## [SOURCE DATA]

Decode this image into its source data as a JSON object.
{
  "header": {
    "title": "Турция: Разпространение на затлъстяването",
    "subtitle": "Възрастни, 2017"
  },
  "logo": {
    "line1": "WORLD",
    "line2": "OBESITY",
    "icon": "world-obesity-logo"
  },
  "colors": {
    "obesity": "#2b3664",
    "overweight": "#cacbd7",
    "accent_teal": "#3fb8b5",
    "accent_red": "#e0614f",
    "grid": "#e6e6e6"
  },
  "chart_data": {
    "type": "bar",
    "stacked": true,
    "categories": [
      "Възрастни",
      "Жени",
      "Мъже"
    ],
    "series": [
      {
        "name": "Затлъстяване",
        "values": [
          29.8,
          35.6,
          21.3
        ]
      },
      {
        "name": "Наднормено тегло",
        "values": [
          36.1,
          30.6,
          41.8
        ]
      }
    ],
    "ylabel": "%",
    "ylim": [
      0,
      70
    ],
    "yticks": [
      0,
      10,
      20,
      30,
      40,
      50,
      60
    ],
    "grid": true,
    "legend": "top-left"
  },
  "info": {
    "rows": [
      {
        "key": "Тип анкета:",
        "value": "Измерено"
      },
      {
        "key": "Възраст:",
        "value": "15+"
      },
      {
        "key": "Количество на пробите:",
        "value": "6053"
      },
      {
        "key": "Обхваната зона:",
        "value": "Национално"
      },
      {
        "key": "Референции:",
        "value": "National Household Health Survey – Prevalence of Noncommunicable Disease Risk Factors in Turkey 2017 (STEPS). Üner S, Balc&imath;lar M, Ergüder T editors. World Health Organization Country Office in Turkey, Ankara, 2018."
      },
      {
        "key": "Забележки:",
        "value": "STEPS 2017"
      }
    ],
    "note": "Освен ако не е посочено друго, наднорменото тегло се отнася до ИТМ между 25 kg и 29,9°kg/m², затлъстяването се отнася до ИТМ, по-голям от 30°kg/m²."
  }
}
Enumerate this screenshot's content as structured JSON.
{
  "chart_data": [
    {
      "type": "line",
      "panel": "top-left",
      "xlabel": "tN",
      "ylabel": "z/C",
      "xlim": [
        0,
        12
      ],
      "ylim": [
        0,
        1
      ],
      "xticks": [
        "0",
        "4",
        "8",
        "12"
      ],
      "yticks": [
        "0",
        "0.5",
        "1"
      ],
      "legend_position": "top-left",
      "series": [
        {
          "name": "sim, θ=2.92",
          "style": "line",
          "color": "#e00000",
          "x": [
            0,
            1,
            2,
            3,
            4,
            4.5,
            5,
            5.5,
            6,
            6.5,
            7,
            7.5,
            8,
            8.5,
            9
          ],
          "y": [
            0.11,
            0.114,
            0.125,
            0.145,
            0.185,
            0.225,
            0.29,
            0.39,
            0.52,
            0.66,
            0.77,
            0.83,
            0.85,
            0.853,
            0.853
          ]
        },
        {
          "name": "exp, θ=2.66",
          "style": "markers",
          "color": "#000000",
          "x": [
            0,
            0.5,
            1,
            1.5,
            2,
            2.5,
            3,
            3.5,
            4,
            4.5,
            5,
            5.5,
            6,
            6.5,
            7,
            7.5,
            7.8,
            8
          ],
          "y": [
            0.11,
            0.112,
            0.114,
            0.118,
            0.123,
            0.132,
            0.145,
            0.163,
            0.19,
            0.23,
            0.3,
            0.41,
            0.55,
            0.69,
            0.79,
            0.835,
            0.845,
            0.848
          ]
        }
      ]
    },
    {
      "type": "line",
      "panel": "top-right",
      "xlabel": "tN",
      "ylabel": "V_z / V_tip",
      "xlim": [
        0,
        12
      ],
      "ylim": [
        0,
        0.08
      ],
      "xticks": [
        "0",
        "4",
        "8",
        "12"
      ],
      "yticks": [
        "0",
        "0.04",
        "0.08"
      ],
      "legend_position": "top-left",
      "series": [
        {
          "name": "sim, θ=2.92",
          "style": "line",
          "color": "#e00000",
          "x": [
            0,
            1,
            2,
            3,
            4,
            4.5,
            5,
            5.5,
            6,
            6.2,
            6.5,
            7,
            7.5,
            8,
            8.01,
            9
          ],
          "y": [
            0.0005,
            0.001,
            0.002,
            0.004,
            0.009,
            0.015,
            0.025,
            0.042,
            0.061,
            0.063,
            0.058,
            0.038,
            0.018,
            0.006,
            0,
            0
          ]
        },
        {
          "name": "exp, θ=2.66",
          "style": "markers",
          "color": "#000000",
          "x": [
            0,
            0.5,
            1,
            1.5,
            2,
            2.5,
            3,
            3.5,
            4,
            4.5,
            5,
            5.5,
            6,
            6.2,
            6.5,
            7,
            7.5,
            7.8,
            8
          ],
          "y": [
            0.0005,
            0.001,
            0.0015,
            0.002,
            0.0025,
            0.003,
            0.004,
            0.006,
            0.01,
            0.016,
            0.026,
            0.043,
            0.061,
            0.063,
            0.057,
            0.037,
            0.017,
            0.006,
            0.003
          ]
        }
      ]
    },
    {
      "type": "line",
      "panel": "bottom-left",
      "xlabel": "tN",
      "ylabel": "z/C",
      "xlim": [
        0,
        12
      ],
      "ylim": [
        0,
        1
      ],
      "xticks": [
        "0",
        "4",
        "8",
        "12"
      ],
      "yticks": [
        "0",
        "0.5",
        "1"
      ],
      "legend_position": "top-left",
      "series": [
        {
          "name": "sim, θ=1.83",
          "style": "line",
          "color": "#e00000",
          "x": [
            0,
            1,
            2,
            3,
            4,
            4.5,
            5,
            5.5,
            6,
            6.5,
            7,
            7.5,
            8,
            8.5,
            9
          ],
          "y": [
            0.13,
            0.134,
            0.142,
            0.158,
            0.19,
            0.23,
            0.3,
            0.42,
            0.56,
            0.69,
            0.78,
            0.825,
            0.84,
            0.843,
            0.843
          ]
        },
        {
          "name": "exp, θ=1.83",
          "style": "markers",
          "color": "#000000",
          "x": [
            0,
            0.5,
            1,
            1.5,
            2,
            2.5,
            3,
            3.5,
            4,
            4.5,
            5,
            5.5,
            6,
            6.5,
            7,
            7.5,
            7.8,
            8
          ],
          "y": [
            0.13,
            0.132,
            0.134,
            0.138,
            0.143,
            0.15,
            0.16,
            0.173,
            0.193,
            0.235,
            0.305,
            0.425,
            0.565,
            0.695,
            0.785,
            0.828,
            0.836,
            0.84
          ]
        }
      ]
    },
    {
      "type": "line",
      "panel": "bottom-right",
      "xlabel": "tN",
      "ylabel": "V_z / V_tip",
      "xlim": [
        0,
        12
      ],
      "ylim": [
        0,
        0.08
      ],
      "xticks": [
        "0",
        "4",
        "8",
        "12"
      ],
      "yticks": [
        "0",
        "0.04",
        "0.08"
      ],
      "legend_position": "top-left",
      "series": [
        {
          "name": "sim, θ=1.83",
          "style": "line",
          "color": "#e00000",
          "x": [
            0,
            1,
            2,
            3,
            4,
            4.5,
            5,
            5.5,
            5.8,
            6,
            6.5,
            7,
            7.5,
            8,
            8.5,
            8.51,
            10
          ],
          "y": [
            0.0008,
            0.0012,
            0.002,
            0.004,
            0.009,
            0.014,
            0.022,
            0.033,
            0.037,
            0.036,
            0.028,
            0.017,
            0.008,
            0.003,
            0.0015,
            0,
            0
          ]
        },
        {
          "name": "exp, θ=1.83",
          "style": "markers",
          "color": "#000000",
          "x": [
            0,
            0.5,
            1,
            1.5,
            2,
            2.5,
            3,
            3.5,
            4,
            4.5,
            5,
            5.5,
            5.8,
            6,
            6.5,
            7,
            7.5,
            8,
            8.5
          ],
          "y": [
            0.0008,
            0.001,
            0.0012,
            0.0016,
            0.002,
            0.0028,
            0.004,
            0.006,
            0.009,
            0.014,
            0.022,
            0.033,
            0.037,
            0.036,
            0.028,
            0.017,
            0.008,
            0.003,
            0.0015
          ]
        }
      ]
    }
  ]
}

## [THE EXERCISE]
Identify and copy the lines holding the word "затлъстяването".

## [ANSWER TO THE PROBLEM]
    "title": "Турция: Разпространение на затлъстяването",
    "note": "Освен ако не е посочено друго, наднорменото тегло се отнася до ИТМ между 25 kg и 29,9°kg/m², затлъстяването се отнася до ИТМ, по-голям от 30°kg/m²."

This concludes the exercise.